Lines containing the string "title" are to be counted; report only how many there are.
══ Dataset records
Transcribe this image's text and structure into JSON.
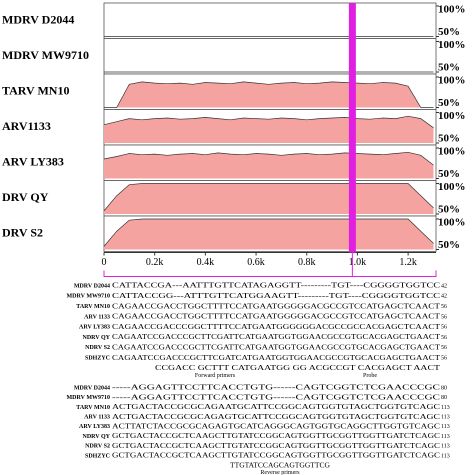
{
  "chart_data": [
    {
      "type": "area",
      "title": "MDRV D2044",
      "x": [
        0,
        50,
        100,
        150,
        200,
        250,
        300,
        350,
        400,
        450,
        500,
        550,
        600,
        650,
        700,
        750,
        800,
        850,
        900,
        950,
        1000,
        1050,
        1100,
        1150,
        1200,
        1250,
        1300
      ],
      "values": [
        50,
        50,
        50,
        50,
        50,
        50,
        50,
        50,
        50,
        50,
        50,
        50,
        50,
        50,
        50,
        50,
        50,
        50,
        50,
        50,
        50,
        50,
        50,
        50,
        50,
        50,
        50
      ],
      "xlim": [
        0,
        1310
      ],
      "ylim": [
        50,
        100
      ],
      "yticks": [
        {
          "value": 50,
          "label": "50%"
        },
        {
          "value": 100,
          "label": "100%"
        }
      ],
      "color": "#f5a3a0"
    },
    {
      "type": "area",
      "title": "MDRV MW9710",
      "x": [
        0,
        50,
        100,
        150,
        200,
        250,
        300,
        350,
        400,
        450,
        500,
        550,
        600,
        650,
        700,
        750,
        800,
        850,
        900,
        950,
        1000,
        1050,
        1100,
        1150,
        1200,
        1250,
        1300
      ],
      "values": [
        50,
        50,
        50,
        50,
        50,
        50,
        50,
        50,
        50,
        50,
        50,
        50,
        50,
        50,
        50,
        50,
        50,
        50,
        50,
        50,
        50,
        50,
        50,
        50,
        50,
        50,
        50
      ],
      "xlim": [
        0,
        1310
      ],
      "ylim": [
        50,
        100
      ],
      "yticks": [
        {
          "value": 50,
          "label": "50%"
        },
        {
          "value": 100,
          "label": "100%"
        }
      ],
      "color": "#f5a3a0"
    },
    {
      "type": "area",
      "title": "TARV MN10",
      "x": [
        0,
        50,
        100,
        150,
        200,
        250,
        300,
        350,
        400,
        450,
        500,
        550,
        600,
        650,
        700,
        750,
        800,
        850,
        900,
        950,
        1000,
        1050,
        1100,
        1150,
        1200,
        1250,
        1300
      ],
      "values": [
        50,
        50,
        88,
        92,
        90,
        89,
        90,
        88,
        91,
        90,
        89,
        92,
        90,
        88,
        90,
        91,
        89,
        90,
        92,
        91,
        90,
        89,
        91,
        90,
        85,
        50,
        50
      ],
      "xlim": [
        0,
        1310
      ],
      "ylim": [
        50,
        100
      ],
      "yticks": [
        {
          "value": 50,
          "label": "50%"
        },
        {
          "value": 100,
          "label": "100%"
        }
      ],
      "color": "#f5a3a0"
    },
    {
      "type": "area",
      "title": "ARV1133",
      "x": [
        0,
        50,
        100,
        150,
        200,
        250,
        300,
        350,
        400,
        450,
        500,
        550,
        600,
        650,
        700,
        750,
        800,
        850,
        900,
        950,
        1000,
        1050,
        1100,
        1150,
        1200,
        1250,
        1300
      ],
      "values": [
        80,
        85,
        90,
        88,
        90,
        91,
        89,
        90,
        92,
        90,
        88,
        91,
        90,
        89,
        91,
        90,
        88,
        90,
        91,
        92,
        90,
        89,
        91,
        90,
        94,
        90,
        75
      ],
      "xlim": [
        0,
        1310
      ],
      "ylim": [
        50,
        100
      ],
      "yticks": [
        {
          "value": 50,
          "label": "50%"
        },
        {
          "value": 100,
          "label": "100%"
        }
      ],
      "color": "#f5a3a0"
    },
    {
      "type": "area",
      "title": "ARV LY383",
      "x": [
        0,
        50,
        100,
        150,
        200,
        250,
        300,
        350,
        400,
        450,
        500,
        550,
        600,
        650,
        700,
        750,
        800,
        850,
        900,
        950,
        1000,
        1050,
        1100,
        1150,
        1200,
        1250,
        1300
      ],
      "values": [
        82,
        86,
        91,
        89,
        90,
        88,
        90,
        91,
        89,
        92,
        90,
        89,
        91,
        90,
        88,
        90,
        91,
        89,
        90,
        92,
        91,
        90,
        89,
        91,
        93,
        88,
        72
      ],
      "xlim": [
        0,
        1310
      ],
      "ylim": [
        50,
        100
      ],
      "yticks": [
        {
          "value": 50,
          "label": "50%"
        },
        {
          "value": 100,
          "label": "100%"
        }
      ],
      "color": "#f5a3a0"
    },
    {
      "type": "area",
      "title": "DRV QY",
      "x": [
        0,
        50,
        100,
        150,
        200,
        250,
        300,
        350,
        400,
        450,
        500,
        550,
        600,
        650,
        700,
        750,
        800,
        850,
        900,
        950,
        1000,
        1050,
        1100,
        1150,
        1200,
        1250,
        1300
      ],
      "values": [
        55,
        80,
        98,
        100,
        100,
        100,
        100,
        100,
        100,
        100,
        100,
        100,
        100,
        100,
        100,
        100,
        100,
        100,
        100,
        100,
        100,
        100,
        100,
        100,
        100,
        80,
        60
      ],
      "xlim": [
        0,
        1310
      ],
      "ylim": [
        50,
        100
      ],
      "yticks": [
        {
          "value": 50,
          "label": "50%"
        },
        {
          "value": 100,
          "label": "100%"
        }
      ],
      "color": "#f5a3a0"
    },
    {
      "type": "area",
      "title": "DRV S2",
      "x": [
        0,
        50,
        100,
        150,
        200,
        250,
        300,
        350,
        400,
        450,
        500,
        550,
        600,
        650,
        700,
        750,
        800,
        850,
        900,
        950,
        1000,
        1050,
        1100,
        1150,
        1200,
        1250,
        1300
      ],
      "values": [
        55,
        80,
        98,
        100,
        100,
        100,
        100,
        100,
        100,
        100,
        100,
        100,
        100,
        100,
        100,
        100,
        100,
        100,
        100,
        100,
        100,
        100,
        100,
        100,
        100,
        80,
        60
      ],
      "xlim": [
        0,
        1310
      ],
      "ylim": [
        50,
        100
      ],
      "yticks": [
        {
          "value": 50,
          "label": "50%"
        },
        {
          "value": 100,
          "label": "100%"
        }
      ],
      "color": "#f5a3a0",
      "xticks": [
        0,
        {
          "value": 200,
          "label": "0.2k"
        },
        {
          "value": 400,
          "label": "0.4k"
        },
        {
          "value": 600,
          "label": "0.6k"
        },
        {
          "value": 800,
          "label": "0.8k"
        },
        {
          "value": 1000,
          "label": "1.0k"
        },
        {
          "value": 1200,
          "label": "1.2k"
        }
      ],
      "highlight_x": 980,
      "highlight_color": "#e020e0"
    }
  ],
  "alignment1": {
    "rows": [
      {
        "name": "MDRV D2044",
        "seq": "CATTACCGA---AATTTGTTCATAGAGGTT---------TGT----CGGGGTGGTCC",
        "end": "42"
      },
      {
        "name": "MDRV MW9710",
        "seq": "CATTACCGG---ATTTGTTCATGGAAGTT---------TGT----CGGGGTGGTCC",
        "end": "42"
      },
      {
        "name": "TARV MN10",
        "seq": "CAGAACCGACCTGGCTTTTCCATGAATGGGGGACGCCGTCCATGAGCTCAACT",
        "end": "56"
      },
      {
        "name": "ARV 1133",
        "seq": "CAGAACCGACCTGGCTTTTCCATGAATGGGGGACGCCGTCCATGAGCTCAACT",
        "end": "56"
      },
      {
        "name": "ARV LY383",
        "seq": "CAGAACCGACCCGGCTTTTCCATGAATGGGGGGACGCCGCCACGAGCTCAACT",
        "end": "56"
      },
      {
        "name": "NDRV QY",
        "seq": "CAGAATCCGACCCGCTTCGATTCATGAATGGTGGAACGCCGTGCACGAGCTGAACT",
        "end": "56"
      },
      {
        "name": "NDRV S2",
        "seq": "CAGAATCCGACCCGCTTCGATTCATGAATGGTGGAACGCCGTGCACGAGCTGAACT",
        "end": "56"
      },
      {
        "name": "SDHZYC",
        "seq": "CAGAATCCGACCCGCTTCGATCATGAATGGTGGAACGCCGTGCACGAGCTGAACT",
        "end": "56"
      }
    ],
    "consensus": "CCGACC GCTTT CATGAATGG GG ACGCCGT CACGAGCT AACT",
    "labels": [
      "Forward primers",
      "Probe"
    ]
  },
  "alignment2": {
    "rows": [
      {
        "name": "MDRV D2044",
        "seq": "-----AGGAGTTCCTTCACCTGTG------CAGTCGGTCTCGAACCCGC",
        "end": "80"
      },
      {
        "name": "MDRV MW9710",
        "seq": "-----AGGAGTTCCTTCACCTGTG------CAGTCGGTCTCGAACCCGC",
        "end": "80"
      },
      {
        "name": "TARV MN10",
        "seq": "ACTGACTACCGCGCAGAATGCATTCCGGCAGTGGTGTAGCTGGTGTCAGC",
        "end": "113"
      },
      {
        "name": "ARV 1133",
        "seq": "ACTGACTACCGCGCAGAGTGCATTCCGGCAGTGGTGTAGCTGGTGTCAGC",
        "end": "113"
      },
      {
        "name": "ARV LY383",
        "seq": "ACTTATCTACCGCGCAGAGTGCATCAGGGCAGTGGTGCAGGCTTGGTGTCAGC",
        "end": "113"
      },
      {
        "name": "NDRV QY",
        "seq": "GCTGACTACCGCTCAAGCTTGTATCCGGCAGTGGTTGCGGTTGGTTGATCTCAGC",
        "end": "113"
      },
      {
        "name": "NDRV S2",
        "seq": "GCTGACTACCGCTCAAGCTTGTATCCGGCAGTGGTTGCGGTTGGTTGATCTCAGC",
        "end": "113"
      },
      {
        "name": "SDHZYC",
        "seq": "GCTGACTACCGCTCAAGCTTGTATCCGGCAGTGGTTGCGGTTGGTTGATCTCAGC",
        "end": "113"
      }
    ],
    "consensus": "TTGTATCCAGCAGTGGTTCG",
    "labels": [
      "Reverse primers"
    ]
  }
}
════
Expected answer:
7